→ Aim of the task
Transcribe the records that follow. Keep every word exactly, and drop the pictures.

^^^^

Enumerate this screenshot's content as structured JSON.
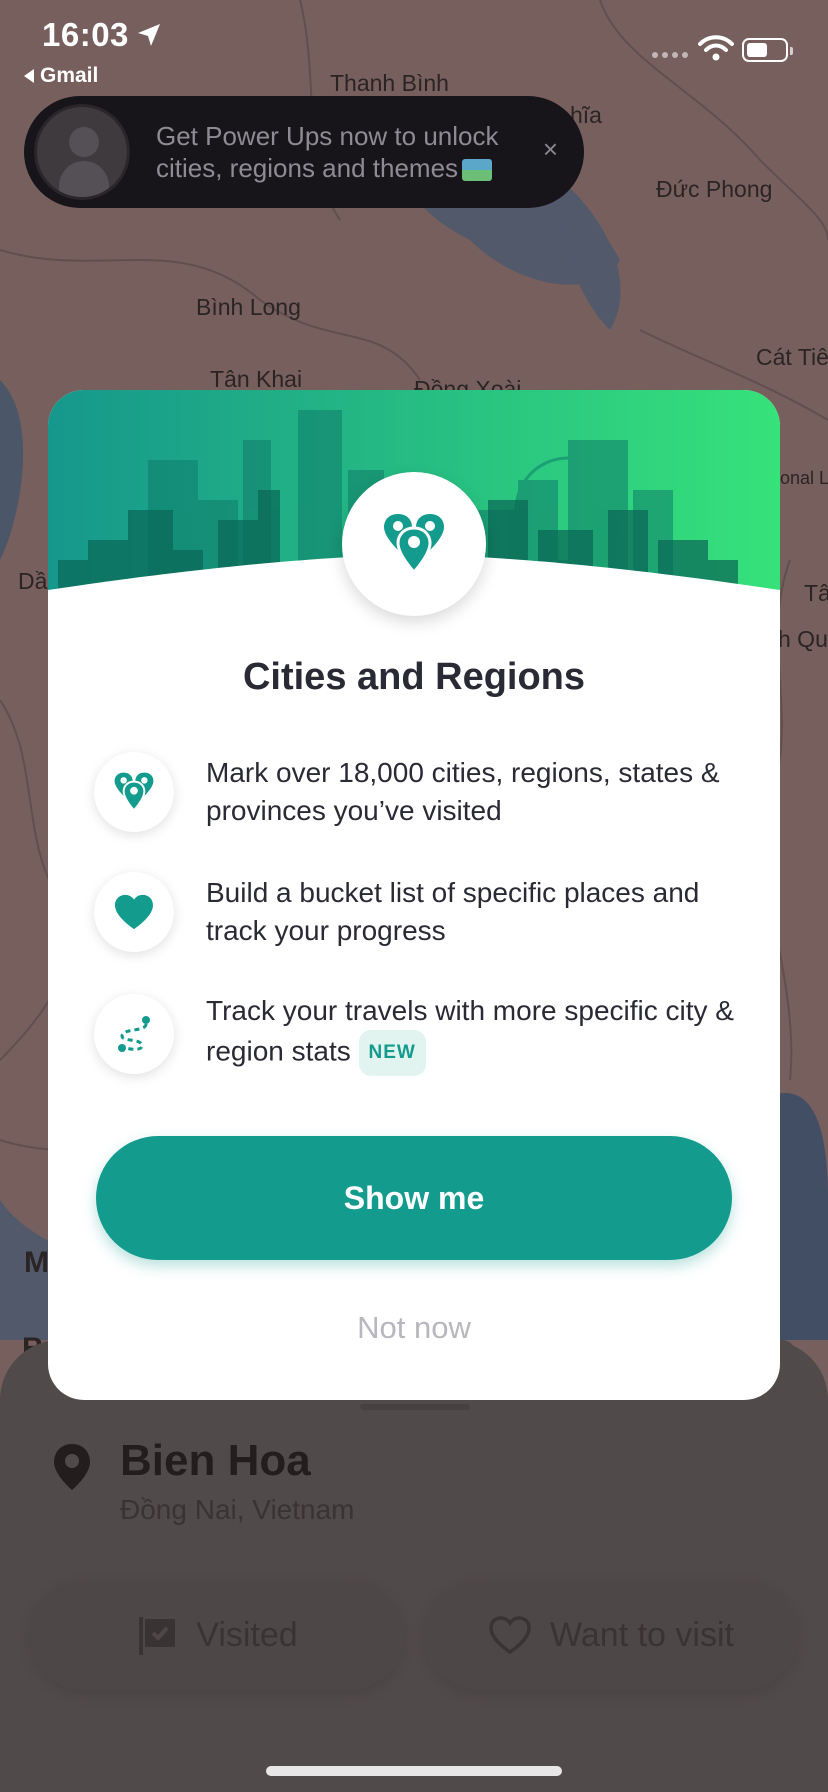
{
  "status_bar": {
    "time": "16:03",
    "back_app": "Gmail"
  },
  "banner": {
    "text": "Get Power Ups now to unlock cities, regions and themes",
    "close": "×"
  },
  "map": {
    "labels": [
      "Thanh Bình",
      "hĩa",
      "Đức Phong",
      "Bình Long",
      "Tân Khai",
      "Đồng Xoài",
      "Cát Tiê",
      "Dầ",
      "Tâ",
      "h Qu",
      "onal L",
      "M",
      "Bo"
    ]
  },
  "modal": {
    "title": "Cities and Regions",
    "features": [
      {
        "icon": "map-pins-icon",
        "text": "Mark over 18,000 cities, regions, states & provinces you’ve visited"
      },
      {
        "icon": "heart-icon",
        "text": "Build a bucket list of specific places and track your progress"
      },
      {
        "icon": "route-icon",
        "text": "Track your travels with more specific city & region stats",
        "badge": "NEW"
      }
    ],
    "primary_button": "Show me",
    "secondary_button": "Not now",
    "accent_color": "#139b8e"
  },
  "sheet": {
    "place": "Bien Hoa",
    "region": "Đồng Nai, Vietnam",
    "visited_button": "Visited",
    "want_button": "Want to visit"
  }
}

^^^^

→ Answer to this problem
Enumerate this screenshot's content as structured JSON.
{
  "status_bar": {
    "time": "16:03",
    "back_app": "Gmail"
  },
  "banner": {
    "text": "Get Power Ups now to unlock cities, regions and themes",
    "close": "×"
  },
  "map": {
    "labels": [
      "Thanh Bình",
      "hĩa",
      "Đức Phong",
      "Bình Long",
      "Tân Khai",
      "Đồng Xoài",
      "Cát Tiê",
      "Dầ",
      "Tâ",
      "h Qu",
      "onal L",
      "M",
      "Bo"
    ]
  },
  "modal": {
    "title": "Cities and Regions",
    "features": [
      {
        "icon": "map-pins-icon",
        "text": "Mark over 18,000 cities, regions, states & provinces you’ve visited"
      },
      {
        "icon": "heart-icon",
        "text": "Build a bucket list of specific places and track your progress"
      },
      {
        "icon": "route-icon",
        "text": "Track your travels with more specific city & region stats",
        "badge": "NEW"
      }
    ],
    "primary_button": "Show me",
    "secondary_button": "Not now",
    "accent_color": "#139b8e"
  },
  "sheet": {
    "place": "Bien Hoa",
    "region": "Đồng Nai, Vietnam",
    "visited_button": "Visited",
    "want_button": "Want to visit"
  }
}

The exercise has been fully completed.